[Collected data]
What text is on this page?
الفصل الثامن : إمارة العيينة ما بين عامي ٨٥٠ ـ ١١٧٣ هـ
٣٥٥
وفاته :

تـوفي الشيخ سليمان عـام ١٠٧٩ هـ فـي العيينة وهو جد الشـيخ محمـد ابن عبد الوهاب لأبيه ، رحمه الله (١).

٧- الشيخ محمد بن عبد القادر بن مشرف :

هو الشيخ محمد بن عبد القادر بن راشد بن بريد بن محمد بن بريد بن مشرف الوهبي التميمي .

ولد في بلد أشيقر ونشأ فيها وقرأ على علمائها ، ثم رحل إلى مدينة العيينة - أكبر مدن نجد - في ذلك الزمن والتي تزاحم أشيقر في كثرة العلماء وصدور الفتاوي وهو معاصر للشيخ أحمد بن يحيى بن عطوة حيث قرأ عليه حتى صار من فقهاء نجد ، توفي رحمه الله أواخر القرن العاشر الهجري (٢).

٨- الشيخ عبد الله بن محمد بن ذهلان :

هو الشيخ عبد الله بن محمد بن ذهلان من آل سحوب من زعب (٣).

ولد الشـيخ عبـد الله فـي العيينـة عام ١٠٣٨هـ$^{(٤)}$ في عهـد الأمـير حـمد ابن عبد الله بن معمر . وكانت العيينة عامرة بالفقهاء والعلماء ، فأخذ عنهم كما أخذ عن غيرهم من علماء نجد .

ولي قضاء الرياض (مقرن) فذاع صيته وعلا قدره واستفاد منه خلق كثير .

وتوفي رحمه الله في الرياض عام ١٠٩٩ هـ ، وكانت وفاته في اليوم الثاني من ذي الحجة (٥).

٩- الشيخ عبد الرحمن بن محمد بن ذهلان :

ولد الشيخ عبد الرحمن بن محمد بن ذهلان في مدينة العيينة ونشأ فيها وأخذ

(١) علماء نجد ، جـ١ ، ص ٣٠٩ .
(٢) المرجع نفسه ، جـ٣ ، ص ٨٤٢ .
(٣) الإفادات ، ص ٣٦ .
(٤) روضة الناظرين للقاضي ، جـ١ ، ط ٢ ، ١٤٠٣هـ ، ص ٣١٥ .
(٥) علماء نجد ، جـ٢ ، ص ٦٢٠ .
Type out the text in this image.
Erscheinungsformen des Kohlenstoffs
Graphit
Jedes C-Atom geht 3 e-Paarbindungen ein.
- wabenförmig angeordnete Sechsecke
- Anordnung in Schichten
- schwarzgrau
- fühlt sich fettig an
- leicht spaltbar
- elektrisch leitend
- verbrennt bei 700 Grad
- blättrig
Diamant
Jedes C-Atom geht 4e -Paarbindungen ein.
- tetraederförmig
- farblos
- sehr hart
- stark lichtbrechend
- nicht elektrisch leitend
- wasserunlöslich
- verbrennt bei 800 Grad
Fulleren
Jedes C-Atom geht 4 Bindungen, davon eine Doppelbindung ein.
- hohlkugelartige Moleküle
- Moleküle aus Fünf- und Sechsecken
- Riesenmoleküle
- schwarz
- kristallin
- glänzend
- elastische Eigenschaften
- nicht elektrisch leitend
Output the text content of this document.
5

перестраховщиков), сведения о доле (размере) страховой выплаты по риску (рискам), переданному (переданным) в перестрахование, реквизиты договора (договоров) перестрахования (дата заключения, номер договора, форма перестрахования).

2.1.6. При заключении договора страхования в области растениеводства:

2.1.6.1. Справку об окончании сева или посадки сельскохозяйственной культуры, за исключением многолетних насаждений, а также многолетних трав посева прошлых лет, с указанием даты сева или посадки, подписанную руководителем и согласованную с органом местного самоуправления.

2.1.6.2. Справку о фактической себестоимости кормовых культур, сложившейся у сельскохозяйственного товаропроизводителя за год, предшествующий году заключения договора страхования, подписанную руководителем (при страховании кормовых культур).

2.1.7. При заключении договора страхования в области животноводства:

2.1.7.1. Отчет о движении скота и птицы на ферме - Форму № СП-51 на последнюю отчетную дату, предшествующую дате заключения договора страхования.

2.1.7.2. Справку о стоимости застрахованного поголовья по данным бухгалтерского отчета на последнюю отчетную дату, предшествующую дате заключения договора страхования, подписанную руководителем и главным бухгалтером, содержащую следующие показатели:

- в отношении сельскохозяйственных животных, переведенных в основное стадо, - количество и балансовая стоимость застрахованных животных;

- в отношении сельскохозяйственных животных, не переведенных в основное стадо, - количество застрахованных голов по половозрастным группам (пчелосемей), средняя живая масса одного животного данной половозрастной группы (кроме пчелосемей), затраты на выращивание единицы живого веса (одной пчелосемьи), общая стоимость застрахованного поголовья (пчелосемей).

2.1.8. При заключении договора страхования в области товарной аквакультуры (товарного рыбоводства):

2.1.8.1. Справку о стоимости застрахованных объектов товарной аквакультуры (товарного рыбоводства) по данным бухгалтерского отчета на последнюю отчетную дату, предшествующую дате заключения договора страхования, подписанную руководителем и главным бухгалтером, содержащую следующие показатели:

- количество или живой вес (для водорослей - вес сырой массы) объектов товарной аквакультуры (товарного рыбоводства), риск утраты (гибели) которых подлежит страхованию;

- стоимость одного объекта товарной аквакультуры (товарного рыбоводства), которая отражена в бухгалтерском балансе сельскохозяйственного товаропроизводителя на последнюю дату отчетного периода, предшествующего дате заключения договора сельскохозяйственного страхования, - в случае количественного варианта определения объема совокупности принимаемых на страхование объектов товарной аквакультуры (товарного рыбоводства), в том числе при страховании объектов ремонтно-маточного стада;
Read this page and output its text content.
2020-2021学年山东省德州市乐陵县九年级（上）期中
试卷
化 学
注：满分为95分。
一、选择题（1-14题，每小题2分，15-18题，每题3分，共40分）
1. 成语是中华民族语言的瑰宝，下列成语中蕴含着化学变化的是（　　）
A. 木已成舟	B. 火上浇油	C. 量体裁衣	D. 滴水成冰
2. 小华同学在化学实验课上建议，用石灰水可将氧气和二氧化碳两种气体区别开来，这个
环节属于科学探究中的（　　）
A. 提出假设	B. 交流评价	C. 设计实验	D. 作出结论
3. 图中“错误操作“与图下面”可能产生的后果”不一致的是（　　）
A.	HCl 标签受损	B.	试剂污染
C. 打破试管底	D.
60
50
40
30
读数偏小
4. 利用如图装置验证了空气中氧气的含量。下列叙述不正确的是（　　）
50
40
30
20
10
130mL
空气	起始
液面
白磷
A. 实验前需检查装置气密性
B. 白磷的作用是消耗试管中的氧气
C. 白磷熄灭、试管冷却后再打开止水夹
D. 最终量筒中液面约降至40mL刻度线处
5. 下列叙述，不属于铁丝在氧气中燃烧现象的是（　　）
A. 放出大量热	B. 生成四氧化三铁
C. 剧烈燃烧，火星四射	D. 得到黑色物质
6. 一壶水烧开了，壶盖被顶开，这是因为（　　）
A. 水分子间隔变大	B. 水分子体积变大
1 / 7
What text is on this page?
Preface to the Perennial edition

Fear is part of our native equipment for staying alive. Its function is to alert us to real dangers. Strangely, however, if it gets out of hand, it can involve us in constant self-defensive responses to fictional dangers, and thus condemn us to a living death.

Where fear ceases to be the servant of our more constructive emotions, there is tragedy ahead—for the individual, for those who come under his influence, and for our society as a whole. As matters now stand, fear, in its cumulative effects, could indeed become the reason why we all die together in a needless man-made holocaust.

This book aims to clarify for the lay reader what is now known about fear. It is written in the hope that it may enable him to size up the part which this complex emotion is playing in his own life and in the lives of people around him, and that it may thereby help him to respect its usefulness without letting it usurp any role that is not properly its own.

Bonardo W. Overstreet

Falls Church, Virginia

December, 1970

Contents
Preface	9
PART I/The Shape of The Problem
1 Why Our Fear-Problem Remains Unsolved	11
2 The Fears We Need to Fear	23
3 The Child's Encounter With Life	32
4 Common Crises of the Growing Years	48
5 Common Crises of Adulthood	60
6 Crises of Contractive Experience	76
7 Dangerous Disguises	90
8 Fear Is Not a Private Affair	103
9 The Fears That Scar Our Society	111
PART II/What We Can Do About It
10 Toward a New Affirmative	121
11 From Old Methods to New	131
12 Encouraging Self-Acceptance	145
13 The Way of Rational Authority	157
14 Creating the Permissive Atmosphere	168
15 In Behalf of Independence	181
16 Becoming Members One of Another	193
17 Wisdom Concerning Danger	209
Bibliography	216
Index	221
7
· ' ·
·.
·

- _TASK DESCRIPTION_: Write down the number of lines where the word "الرياض" appears, and nothing further.

- _SOLUTION FOR THIS TASK_: 2